» SOURCE TEXT:
━━━━━━━━━━

Lydia Pense (born  Lydia Jane Pense in San Francisco, California on December 14, 1947)  is an American rock-soul-jazz singer who, since 1969, has performed with the band Cold Blood. Critics have compared her style to powerful singers including Janis Joplin and Aretha Franklin.

History 
Lydia Pense was born in San Francisco on December 14, 1947, and lived there until age 10 until the family moved to Redwood City, California. At age 14, while attending Sequoia High School, Pense started singing with a band called The Dimensions, with Guitarist Fred Tatman, Larry Hatch and Kerry Yates.  She was a fan of Brenda Lee and was singing her songs, but the band encouraged her to sing R&B in the style of James Brown, Chuck Berry, Fats Domino, and Ray Charles.

Janis Joplin had recommended Lydia Pense audition for the band Cold Blood to music promoter Bill Graham. Lydia joined Cold Blood in 1968 and the band was one of the earliest music groups to be signed by Bill Graham's Fillmore Records.

━━━━━━━━━━

» DATASET EXTRACT:
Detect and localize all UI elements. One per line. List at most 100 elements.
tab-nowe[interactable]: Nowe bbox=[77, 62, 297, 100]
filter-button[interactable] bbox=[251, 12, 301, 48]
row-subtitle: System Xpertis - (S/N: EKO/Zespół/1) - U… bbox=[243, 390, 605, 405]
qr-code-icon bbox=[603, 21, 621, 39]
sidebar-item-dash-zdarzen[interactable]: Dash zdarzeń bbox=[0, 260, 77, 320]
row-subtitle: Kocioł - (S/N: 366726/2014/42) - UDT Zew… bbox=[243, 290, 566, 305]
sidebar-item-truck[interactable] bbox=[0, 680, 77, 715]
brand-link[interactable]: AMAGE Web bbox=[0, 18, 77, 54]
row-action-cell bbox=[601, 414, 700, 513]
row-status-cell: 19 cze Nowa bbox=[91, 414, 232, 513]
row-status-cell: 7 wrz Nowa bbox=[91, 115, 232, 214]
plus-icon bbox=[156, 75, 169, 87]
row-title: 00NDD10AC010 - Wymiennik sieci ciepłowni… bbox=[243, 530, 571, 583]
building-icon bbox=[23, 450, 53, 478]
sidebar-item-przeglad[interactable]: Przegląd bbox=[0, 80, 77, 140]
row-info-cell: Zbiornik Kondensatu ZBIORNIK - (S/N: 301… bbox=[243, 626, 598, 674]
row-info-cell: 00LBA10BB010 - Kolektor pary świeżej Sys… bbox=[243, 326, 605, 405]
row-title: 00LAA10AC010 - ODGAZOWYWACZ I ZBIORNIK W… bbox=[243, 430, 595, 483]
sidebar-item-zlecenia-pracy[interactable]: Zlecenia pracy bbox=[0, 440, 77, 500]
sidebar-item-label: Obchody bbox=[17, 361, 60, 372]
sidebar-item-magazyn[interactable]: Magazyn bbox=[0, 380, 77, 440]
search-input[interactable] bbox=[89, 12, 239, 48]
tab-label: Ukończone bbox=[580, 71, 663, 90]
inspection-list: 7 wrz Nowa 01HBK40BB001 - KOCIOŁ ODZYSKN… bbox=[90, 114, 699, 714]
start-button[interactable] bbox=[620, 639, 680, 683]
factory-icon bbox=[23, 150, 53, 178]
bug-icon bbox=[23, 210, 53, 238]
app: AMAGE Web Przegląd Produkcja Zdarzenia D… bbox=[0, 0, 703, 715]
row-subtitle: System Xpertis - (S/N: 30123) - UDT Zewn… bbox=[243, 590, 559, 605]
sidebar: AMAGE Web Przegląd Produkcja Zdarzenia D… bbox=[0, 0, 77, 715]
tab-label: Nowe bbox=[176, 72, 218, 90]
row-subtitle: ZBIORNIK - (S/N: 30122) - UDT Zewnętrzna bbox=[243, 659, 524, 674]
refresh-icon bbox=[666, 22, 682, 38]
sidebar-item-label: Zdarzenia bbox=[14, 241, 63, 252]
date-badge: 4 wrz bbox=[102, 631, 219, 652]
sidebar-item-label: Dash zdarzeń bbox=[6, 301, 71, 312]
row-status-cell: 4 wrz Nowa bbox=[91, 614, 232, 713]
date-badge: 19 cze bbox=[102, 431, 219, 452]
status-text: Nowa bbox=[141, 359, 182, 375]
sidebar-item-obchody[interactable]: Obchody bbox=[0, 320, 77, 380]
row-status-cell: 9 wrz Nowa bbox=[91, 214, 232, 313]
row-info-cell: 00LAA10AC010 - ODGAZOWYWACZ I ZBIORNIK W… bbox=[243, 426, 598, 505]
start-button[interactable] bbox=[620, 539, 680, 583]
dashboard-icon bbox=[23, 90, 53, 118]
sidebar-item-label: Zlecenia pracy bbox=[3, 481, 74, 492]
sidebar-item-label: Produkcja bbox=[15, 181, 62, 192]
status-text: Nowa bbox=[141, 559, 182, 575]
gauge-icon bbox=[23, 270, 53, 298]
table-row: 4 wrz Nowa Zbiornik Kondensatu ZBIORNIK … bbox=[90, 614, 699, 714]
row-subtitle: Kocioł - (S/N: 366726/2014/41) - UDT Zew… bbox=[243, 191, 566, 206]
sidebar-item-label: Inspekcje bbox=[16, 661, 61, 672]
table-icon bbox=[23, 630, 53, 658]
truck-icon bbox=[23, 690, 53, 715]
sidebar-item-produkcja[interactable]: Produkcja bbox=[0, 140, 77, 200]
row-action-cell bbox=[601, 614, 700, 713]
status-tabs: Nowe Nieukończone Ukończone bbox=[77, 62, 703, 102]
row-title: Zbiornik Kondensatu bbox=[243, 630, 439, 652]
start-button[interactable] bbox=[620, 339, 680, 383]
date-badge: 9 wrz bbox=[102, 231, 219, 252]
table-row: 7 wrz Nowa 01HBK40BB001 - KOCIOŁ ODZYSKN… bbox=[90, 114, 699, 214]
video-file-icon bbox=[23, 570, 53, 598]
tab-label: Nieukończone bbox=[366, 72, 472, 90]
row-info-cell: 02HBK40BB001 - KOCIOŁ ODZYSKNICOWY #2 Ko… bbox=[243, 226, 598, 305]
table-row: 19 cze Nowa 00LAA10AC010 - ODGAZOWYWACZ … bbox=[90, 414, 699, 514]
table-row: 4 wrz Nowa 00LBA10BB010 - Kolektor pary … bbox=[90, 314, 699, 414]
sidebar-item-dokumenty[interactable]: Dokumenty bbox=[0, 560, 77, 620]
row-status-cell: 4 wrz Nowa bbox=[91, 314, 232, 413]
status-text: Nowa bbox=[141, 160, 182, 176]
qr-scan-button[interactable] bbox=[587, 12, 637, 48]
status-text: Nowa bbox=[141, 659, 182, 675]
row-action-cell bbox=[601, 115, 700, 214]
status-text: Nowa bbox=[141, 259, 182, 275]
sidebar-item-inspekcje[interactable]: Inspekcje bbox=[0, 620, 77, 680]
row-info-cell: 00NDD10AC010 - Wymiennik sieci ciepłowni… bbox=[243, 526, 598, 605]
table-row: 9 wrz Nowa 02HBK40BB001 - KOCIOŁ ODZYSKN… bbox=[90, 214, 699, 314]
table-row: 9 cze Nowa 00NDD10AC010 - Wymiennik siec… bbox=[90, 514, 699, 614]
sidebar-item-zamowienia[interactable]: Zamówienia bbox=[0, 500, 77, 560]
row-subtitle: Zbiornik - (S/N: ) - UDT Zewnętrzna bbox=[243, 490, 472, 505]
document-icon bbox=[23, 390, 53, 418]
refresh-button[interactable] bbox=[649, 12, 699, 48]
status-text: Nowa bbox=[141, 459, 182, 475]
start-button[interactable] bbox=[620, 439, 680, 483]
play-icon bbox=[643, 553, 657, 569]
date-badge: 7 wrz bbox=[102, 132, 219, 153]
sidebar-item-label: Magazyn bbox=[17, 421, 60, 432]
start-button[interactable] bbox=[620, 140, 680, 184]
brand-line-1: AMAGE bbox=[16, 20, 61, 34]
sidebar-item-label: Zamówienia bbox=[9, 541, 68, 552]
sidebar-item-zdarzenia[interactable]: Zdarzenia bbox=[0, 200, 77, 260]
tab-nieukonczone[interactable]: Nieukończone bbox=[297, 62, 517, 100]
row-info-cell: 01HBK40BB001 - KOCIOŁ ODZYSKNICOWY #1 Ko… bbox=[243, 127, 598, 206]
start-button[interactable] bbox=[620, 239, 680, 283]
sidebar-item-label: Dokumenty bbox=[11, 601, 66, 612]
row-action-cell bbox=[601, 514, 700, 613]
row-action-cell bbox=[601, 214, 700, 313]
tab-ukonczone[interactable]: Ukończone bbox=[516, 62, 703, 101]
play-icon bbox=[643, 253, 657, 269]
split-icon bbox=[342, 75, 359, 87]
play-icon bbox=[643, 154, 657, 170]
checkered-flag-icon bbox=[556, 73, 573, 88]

━━━━━━━━━━

» WHAT IS EXPECTED: Copy the passage of the Lydia Pense biography starting at "Janis Joplin had" and ending at "Graham's Fillmore Records.", replacing "music promoter" with "concert promoter".

» WRITTEN SOLUTION:
Janis Joplin had recommended Lydia Pense audition for the band Cold Blood to concert promoter Bill Graham. Lydia joined Cold Blood in 1968 and the band was one of the earliest music groups to be signed by Bill Graham's Fillmore Records.